▶ _Provided records_:
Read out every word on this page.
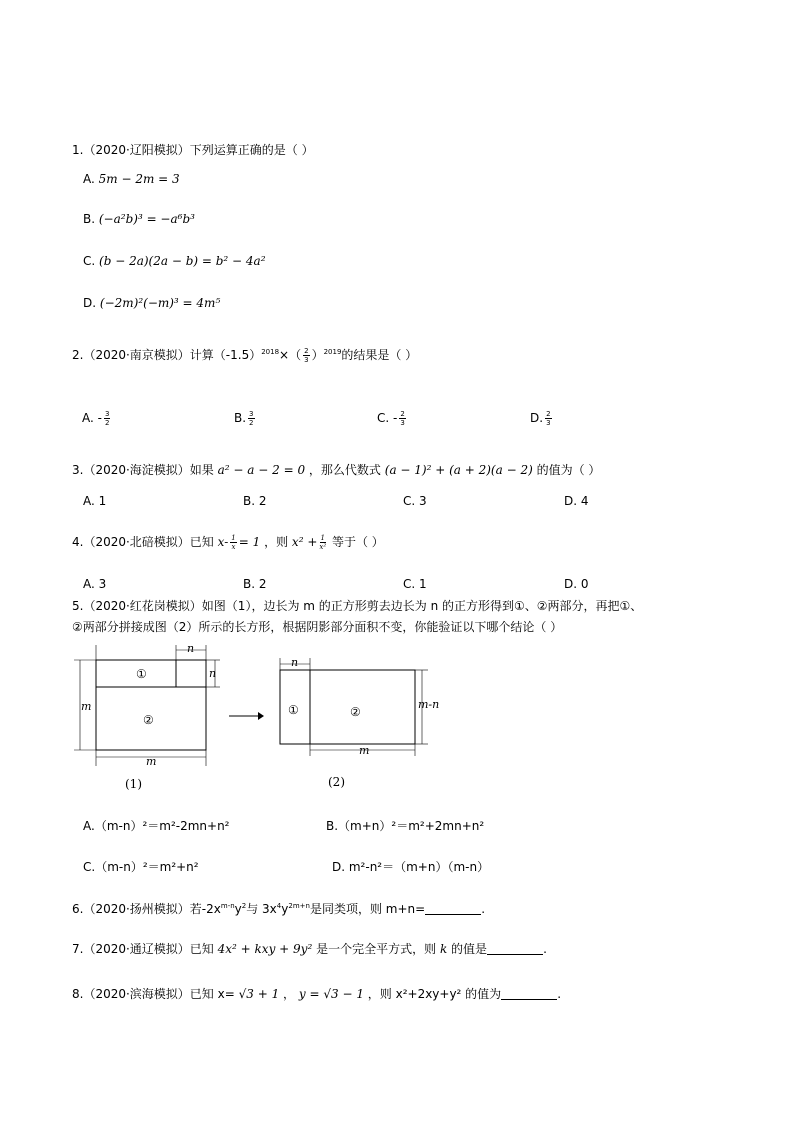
1.（2020·辽阳模拟）下列运算正确的是（ ）
A. 5m − 2m = 3
B. (−a²b)³ = −a⁶b³
C. (b − 2a)(2a − b) = b² − 4a²
D. (−2m)²(−m)³ = 4m⁵
2.（2020·南京模拟）计算$(-1.5)^{2018}\times( \frac{2}{3} )^{2019}$的结果是（ ）
A. - $\frac{3}{2}$	B. $\frac{3}{2}$	C. - $\frac{2}{3}$	D. $\frac{2}{3}$
3.（2020·海淀模拟）如果 a² − a − 2 = 0 ，那么代数式 (a − 1)² + (a + 2)(a − 2) 的值为（ ）
A. 1	B. 2	C. 3	D. 4
4.（2020·北碚模拟）已知 $x- \frac{1}{x} = 1$ ，则 $x^2 + \frac{1}{\text{x²}}$ 等于（ ）
A. 3	B. 2	C. 1	D. 0
5.（2020·红花岗模拟）如图（1），边长为 m 的正方形剪去边长为 n 的正方形得到①、②两部分，再把①、
②两部分拼接成图（2）所示的长方形，根据阴影部分面积不变，你能验证以下哪个结论（ ）
①
②
n
n
m
m
(1)
①	②
n
m-n
m
(2)
A.（m-n）²＝m²-2mn+n²	B.（m+n）²＝m²+2mn+n²
C.（m-n）²＝m²+n²	D. m²-n²＝（m+n）（m-n）
6.（2020·扬州模拟）若$-2x^{m-n}y^2$与 $3x^4y^{2m+n}$是同类项，则 m+n=	.
7.（2020·通辽模拟）已知 4x² + kxy + 9y² 是一个完全平方式，则 k 的值是	.
8.（2020·滨海模拟）已知 x= √3 + 1 ， y = √3 − 1 ，则 x²+2xy+y² 的值为	.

▶ _What is needed_:
Output the entries above exactly. Drop the pictures.

▶ _Complete output_:
Read out every word on this page.
1.（2020·辽阳模拟）下列运算正确的是（ ）
A. 5m − 2m = 3
B. (−a²b)³ = −a⁶b³
C. (b − 2a)(2a − b) = b² − 4a²
D. (−2m)²(−m)³ = 4m⁵
2.（2020·南京模拟）计算$(-1.5)^{2018}\times( \frac{2}{3} )^{2019}$的结果是（ ）
A. - $\frac{3}{2}$	B. $\frac{3}{2}$	C. - $\frac{2}{3}$	D. $\frac{2}{3}$
3.（2020·海淀模拟）如果 a² − a − 2 = 0 ，那么代数式 (a − 1)² + (a + 2)(a − 2) 的值为（ ）
A. 1	B. 2	C. 3	D. 4
4.（2020·北碚模拟）已知 $x- \frac{1}{x} = 1$ ，则 $x^2 + \frac{1}{\text{x²}}$ 等于（ ）
A. 3	B. 2	C. 1	D. 0
5.（2020·红花岗模拟）如图（1），边长为 m 的正方形剪去边长为 n 的正方形得到①、②两部分，再把①、
②两部分拼接成图（2）所示的长方形，根据阴影部分面积不变，你能验证以下哪个结论（ ）
①
②
n
n
m
m
(1)
①	②
n
m-n
m
(2)
A.（m-n）²＝m²-2mn+n²	B.（m+n）²＝m²+2mn+n²
C.（m-n）²＝m²+n²	D. m²-n²＝（m+n）（m-n）
6.（2020·扬州模拟）若$-2x^{m-n}y^2$与 $3x^4y^{2m+n}$是同类项，则 m+n=	.
7.（2020·通辽模拟）已知 4x² + kxy + 9y² 是一个完全平方式，则 k 的值是	.
8.（2020·滨海模拟）已知 x= √3 + 1 ， y = √3 − 1 ，则 x²+2xy+y² 的值为	.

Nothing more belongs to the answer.